== Data shown ==
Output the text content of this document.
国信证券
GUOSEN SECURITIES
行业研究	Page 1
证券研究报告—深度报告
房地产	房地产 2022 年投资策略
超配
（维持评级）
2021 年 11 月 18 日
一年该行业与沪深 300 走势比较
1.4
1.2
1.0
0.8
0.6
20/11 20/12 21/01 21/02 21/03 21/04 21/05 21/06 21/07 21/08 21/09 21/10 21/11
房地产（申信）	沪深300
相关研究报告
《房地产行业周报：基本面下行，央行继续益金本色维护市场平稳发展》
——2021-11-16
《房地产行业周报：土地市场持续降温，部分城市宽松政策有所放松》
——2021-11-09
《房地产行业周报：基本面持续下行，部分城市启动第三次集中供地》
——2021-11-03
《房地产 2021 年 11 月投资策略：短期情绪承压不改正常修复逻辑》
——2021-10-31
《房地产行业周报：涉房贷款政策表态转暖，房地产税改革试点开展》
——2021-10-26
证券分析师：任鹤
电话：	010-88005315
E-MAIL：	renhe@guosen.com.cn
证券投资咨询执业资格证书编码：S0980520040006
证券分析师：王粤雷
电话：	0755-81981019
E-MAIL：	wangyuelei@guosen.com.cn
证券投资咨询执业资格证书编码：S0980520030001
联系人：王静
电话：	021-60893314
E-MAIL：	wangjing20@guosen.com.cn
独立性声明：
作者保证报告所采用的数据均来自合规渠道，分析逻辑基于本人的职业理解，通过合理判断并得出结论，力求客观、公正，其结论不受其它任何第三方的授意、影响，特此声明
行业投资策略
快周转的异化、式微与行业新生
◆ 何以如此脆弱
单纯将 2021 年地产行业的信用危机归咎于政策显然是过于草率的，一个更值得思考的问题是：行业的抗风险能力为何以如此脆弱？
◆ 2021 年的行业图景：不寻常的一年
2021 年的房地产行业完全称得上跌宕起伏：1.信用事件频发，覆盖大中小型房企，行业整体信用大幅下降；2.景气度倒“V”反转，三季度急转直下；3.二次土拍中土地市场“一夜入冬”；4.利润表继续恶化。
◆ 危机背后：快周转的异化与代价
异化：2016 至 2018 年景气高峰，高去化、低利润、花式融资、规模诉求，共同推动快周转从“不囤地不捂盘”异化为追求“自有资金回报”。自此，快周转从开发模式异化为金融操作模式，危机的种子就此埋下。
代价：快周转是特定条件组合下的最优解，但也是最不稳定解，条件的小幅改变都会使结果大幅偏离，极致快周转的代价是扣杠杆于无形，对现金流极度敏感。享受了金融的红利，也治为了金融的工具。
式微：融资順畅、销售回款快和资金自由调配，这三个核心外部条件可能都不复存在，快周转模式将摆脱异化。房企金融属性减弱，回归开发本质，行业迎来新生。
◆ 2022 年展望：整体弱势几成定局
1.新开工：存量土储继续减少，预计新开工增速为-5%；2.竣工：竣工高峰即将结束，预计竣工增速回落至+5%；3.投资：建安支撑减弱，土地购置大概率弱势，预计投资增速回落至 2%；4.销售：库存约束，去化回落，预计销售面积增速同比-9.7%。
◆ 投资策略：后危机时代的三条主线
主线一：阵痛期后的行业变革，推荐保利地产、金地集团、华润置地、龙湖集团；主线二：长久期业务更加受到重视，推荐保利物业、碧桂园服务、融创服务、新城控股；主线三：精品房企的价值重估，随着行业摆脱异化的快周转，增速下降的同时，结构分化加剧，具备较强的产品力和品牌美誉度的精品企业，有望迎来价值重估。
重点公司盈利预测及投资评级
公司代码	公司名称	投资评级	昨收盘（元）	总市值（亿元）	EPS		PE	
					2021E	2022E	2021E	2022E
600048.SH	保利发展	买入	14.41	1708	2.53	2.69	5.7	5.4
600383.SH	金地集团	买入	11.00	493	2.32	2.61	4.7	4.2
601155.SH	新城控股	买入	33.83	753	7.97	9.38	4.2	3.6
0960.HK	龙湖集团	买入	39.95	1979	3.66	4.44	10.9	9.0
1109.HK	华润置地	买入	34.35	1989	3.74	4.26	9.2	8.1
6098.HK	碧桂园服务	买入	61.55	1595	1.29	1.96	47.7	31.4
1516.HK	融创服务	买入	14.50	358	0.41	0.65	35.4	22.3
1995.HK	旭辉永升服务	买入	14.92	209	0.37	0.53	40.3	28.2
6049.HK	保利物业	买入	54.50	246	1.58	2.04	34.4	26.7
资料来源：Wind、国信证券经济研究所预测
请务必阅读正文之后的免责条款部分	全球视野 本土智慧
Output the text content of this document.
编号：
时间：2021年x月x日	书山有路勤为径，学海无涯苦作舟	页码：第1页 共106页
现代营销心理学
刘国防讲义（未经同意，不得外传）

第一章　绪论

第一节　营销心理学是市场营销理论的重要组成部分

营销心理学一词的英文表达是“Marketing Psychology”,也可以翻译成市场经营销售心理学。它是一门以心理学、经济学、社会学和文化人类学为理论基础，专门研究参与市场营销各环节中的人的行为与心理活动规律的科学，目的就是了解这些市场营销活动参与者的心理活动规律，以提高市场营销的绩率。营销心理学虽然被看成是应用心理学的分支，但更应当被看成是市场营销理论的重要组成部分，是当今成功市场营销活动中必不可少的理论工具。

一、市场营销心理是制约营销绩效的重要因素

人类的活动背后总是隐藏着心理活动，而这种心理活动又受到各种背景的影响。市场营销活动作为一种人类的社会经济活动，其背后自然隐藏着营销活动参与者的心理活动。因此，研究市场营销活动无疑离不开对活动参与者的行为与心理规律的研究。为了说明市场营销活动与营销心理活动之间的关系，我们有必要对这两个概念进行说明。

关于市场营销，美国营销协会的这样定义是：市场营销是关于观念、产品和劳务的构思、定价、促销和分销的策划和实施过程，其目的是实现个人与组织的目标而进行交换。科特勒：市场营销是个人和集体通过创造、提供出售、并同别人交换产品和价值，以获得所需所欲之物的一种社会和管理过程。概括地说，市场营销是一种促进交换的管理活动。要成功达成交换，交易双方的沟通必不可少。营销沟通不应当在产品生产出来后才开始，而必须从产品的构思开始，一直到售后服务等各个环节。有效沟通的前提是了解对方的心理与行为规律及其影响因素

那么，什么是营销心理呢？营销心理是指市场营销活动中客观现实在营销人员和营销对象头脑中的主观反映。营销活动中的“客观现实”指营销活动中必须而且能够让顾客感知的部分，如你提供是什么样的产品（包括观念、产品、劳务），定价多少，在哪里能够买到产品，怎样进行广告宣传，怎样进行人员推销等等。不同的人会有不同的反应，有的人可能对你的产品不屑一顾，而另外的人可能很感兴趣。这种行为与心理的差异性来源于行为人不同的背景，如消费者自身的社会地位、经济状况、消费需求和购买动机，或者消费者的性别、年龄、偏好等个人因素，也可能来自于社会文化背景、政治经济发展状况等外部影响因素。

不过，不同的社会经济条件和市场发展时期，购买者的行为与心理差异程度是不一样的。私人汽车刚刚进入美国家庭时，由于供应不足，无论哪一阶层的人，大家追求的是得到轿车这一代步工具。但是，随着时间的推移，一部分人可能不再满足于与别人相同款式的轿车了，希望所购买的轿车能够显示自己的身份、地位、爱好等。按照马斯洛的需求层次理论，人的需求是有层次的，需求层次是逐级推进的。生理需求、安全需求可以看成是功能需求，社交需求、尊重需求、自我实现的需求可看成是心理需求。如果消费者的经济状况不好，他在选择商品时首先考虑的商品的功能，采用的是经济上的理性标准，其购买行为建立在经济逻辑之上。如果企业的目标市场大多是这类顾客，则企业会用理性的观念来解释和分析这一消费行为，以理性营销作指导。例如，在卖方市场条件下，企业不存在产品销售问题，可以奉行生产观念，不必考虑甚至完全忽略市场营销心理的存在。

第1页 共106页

== Description of the task ==
Exactly as they are written, print the entries again.

== Result ==
Output the text content of this document.
国信证券
GUOSEN SECURITIES
行业研究	Page 1
证券研究报告—深度报告
房地产	房地产 2022 年投资策略
超配
（维持评级）
2021 年 11 月 18 日
一年该行业与沪深 300 走势比较
1.4
1.2
1.0
0.8
0.6
20/11 20/12 21/01 21/02 21/03 21/04 21/05 21/06 21/07 21/08 21/09 21/10 21/11
房地产（申信）	沪深300
相关研究报告
《房地产行业周报：基本面下行，央行继续益金本色维护市场平稳发展》
——2021-11-16
《房地产行业周报：土地市场持续降温，部分城市宽松政策有所放松》
——2021-11-09
《房地产行业周报：基本面持续下行，部分城市启动第三次集中供地》
——2021-11-03
《房地产 2021 年 11 月投资策略：短期情绪承压不改正常修复逻辑》
——2021-10-31
《房地产行业周报：涉房贷款政策表态转暖，房地产税改革试点开展》
——2021-10-26
证券分析师：任鹤
电话：	010-88005315
E-MAIL：	renhe@guosen.com.cn
证券投资咨询执业资格证书编码：S0980520040006
证券分析师：王粤雷
电话：	0755-81981019
E-MAIL：	wangyuelei@guosen.com.cn
证券投资咨询执业资格证书编码：S0980520030001
联系人：王静
电话：	021-60893314
E-MAIL：	wangjing20@guosen.com.cn
独立性声明：
作者保证报告所采用的数据均来自合规渠道，分析逻辑基于本人的职业理解，通过合理判断并得出结论，力求客观、公正，其结论不受其它任何第三方的授意、影响，特此声明
行业投资策略
快周转的异化、式微与行业新生
◆ 何以如此脆弱
单纯将 2021 年地产行业的信用危机归咎于政策显然是过于草率的，一个更值得思考的问题是：行业的抗风险能力为何以如此脆弱？
◆ 2021 年的行业图景：不寻常的一年
2021 年的房地产行业完全称得上跌宕起伏：1.信用事件频发，覆盖大中小型房企，行业整体信用大幅下降；2.景气度倒“V”反转，三季度急转直下；3.二次土拍中土地市场“一夜入冬”；4.利润表继续恶化。
◆ 危机背后：快周转的异化与代价
异化：2016 至 2018 年景气高峰，高去化、低利润、花式融资、规模诉求，共同推动快周转从“不囤地不捂盘”异化为追求“自有资金回报”。自此，快周转从开发模式异化为金融操作模式，危机的种子就此埋下。
代价：快周转是特定条件组合下的最优解，但也是最不稳定解，条件的小幅改变都会使结果大幅偏离，极致快周转的代价是扣杠杆于无形，对现金流极度敏感。享受了金融的红利，也治为了金融的工具。
式微：融资順畅、销售回款快和资金自由调配，这三个核心外部条件可能都不复存在，快周转模式将摆脱异化。房企金融属性减弱，回归开发本质，行业迎来新生。
◆ 2022 年展望：整体弱势几成定局
1.新开工：存量土储继续减少，预计新开工增速为-5%；2.竣工：竣工高峰即将结束，预计竣工增速回落至+5%；3.投资：建安支撑减弱，土地购置大概率弱势，预计投资增速回落至 2%；4.销售：库存约束，去化回落，预计销售面积增速同比-9.7%。
◆ 投资策略：后危机时代的三条主线
主线一：阵痛期后的行业变革，推荐保利地产、金地集团、华润置地、龙湖集团；主线二：长久期业务更加受到重视，推荐保利物业、碧桂园服务、融创服务、新城控股；主线三：精品房企的价值重估，随着行业摆脱异化的快周转，增速下降的同时，结构分化加剧，具备较强的产品力和品牌美誉度的精品企业，有望迎来价值重估。
重点公司盈利预测及投资评级
公司代码	公司名称	投资评级	昨收盘（元）	总市值（亿元）	EPS		PE	
					2021E	2022E	2021E	2022E
600048.SH	保利发展	买入	14.41	1708	2.53	2.69	5.7	5.4
600383.SH	金地集团	买入	11.00	493	2.32	2.61	4.7	4.2
601155.SH	新城控股	买入	33.83	753	7.97	9.38	4.2	3.6
0960.HK	龙湖集团	买入	39.95	1979	3.66	4.44	10.9	9.0
1109.HK	华润置地	买入	34.35	1989	3.74	4.26	9.2	8.1
6098.HK	碧桂园服务	买入	61.55	1595	1.29	1.96	47.7	31.4
1516.HK	融创服务	买入	14.50	358	0.41	0.65	35.4	22.3
1995.HK	旭辉永升服务	买入	14.92	209	0.37	0.53	40.3	28.2
6049.HK	保利物业	买入	54.50	246	1.58	2.04	34.4	26.7
资料来源：Wind、国信证券经济研究所预测
请务必阅读正文之后的免责条款部分	全球视野 本土智慧
Output the text content of this document.
编号：
时间：2021年x月x日	书山有路勤为径，学海无涯苦作舟	页码：第1页 共106页
现代营销心理学
刘国防讲义（未经同意，不得外传）

第一章　绪论

第一节　营销心理学是市场营销理论的重要组成部分

营销心理学一词的英文表达是“Marketing Psychology”,也可以翻译成市场经营销售心理学。它是一门以心理学、经济学、社会学和文化人类学为理论基础，专门研究参与市场营销各环节中的人的行为与心理活动规律的科学，目的就是了解这些市场营销活动参与者的心理活动规律，以提高市场营销的绩率。营销心理学虽然被看成是应用心理学的分支，但更应当被看成是市场营销理论的重要组成部分，是当今成功市场营销活动中必不可少的理论工具。

一、市场营销心理是制约营销绩效的重要因素

人类的活动背后总是隐藏着心理活动，而这种心理活动又受到各种背景的影响。市场营销活动作为一种人类的社会经济活动，其背后自然隐藏着营销活动参与者的心理活动。因此，研究市场营销活动无疑离不开对活动参与者的行为与心理规律的研究。为了说明市场营销活动与营销心理活动之间的关系，我们有必要对这两个概念进行说明。

关于市场营销，美国营销协会的这样定义是：市场营销是关于观念、产品和劳务的构思、定价、促销和分销的策划和实施过程，其目的是实现个人与组织的目标而进行交换。科特勒：市场营销是个人和集体通过创造、提供出售、并同别人交换产品和价值，以获得所需所欲之物的一种社会和管理过程。概括地说，市场营销是一种促进交换的管理活动。要成功达成交换，交易双方的沟通必不可少。营销沟通不应当在产品生产出来后才开始，而必须从产品的构思开始，一直到售后服务等各个环节。有效沟通的前提是了解对方的心理与行为规律及其影响因素

那么，什么是营销心理呢？营销心理是指市场营销活动中客观现实在营销人员和营销对象头脑中的主观反映。营销活动中的“客观现实”指营销活动中必须而且能够让顾客感知的部分，如你提供是什么样的产品（包括观念、产品、劳务），定价多少，在哪里能够买到产品，怎样进行广告宣传，怎样进行人员推销等等。不同的人会有不同的反应，有的人可能对你的产品不屑一顾，而另外的人可能很感兴趣。这种行为与心理的差异性来源于行为人不同的背景，如消费者自身的社会地位、经济状况、消费需求和购买动机，或者消费者的性别、年龄、偏好等个人因素，也可能来自于社会文化背景、政治经济发展状况等外部影响因素。

不过，不同的社会经济条件和市场发展时期，购买者的行为与心理差异程度是不一样的。私人汽车刚刚进入美国家庭时，由于供应不足，无论哪一阶层的人，大家追求的是得到轿车这一代步工具。但是，随着时间的推移，一部分人可能不再满足于与别人相同款式的轿车了，希望所购买的轿车能够显示自己的身份、地位、爱好等。按照马斯洛的需求层次理论，人的需求是有层次的，需求层次是逐级推进的。生理需求、安全需求可以看成是功能需求，社交需求、尊重需求、自我实现的需求可看成是心理需求。如果消费者的经济状况不好，他在选择商品时首先考虑的商品的功能，采用的是经济上的理性标准，其购买行为建立在经济逻辑之上。如果企业的目标市场大多是这类顾客，则企业会用理性的观念来解释和分析这一消费行为，以理性营销作指导。例如，在卖方市场条件下，企业不存在产品销售问题，可以奉行生产观念，不必考虑甚至完全忽略市场营销心理的存在。

第1页 共106页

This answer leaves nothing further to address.